• [Collected data entries]
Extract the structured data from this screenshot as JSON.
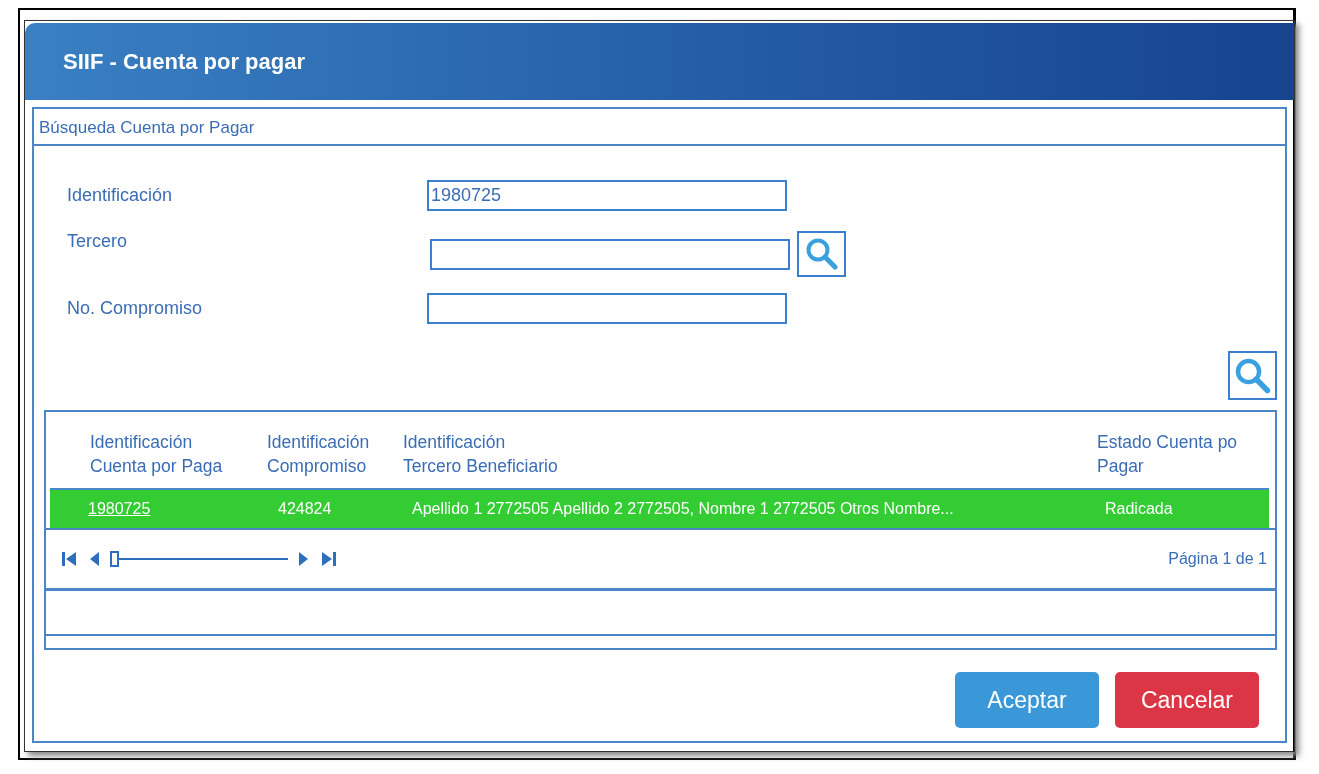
{
  "window": {
    "title": "SIIF - Cuenta por pagar"
  },
  "panel": {
    "title": "Búsqueda Cuenta por Pagar"
  },
  "form": [
    {
      "label": "Identificación",
      "value": "1980725",
      "kind": "plain"
    },
    {
      "label": "Tercero",
      "kind": "lookup"
    },
    {
      "label": "No. Compromiso",
      "kind": "plain"
    }
  ],
  "table": {
    "columns": [
      "Identificación\nCuenta por Paga",
      "Identificación\nCompromiso",
      "Identificación\nTercero Beneficiario",
      "Estado Cuenta po\nPagar"
    ],
    "rows": [
      {
        "selected": true,
        "cells": [
          "1980725",
          "424824",
          "Apellido 1 2772505 Apellido 2 2772505, Nombre 1 2772505 Otros Nombre...",
          "Radicada"
        ]
      }
    ]
  },
  "pager": {
    "level": 0,
    "text": "Página 1 de 1"
  },
  "buttons": [
    {
      "label": "Aceptar",
      "kind": "primary"
    },
    {
      "label": "Cancelar",
      "kind": "danger"
    }
  ]
}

• [TASK PROMPT]
Select and copy every line from the records that includes the word "title".

• [ANSWER TO THE TASK]
    "title": "SIIF - Cuenta por pagar"
    "title": "Búsqueda Cuenta por Pagar"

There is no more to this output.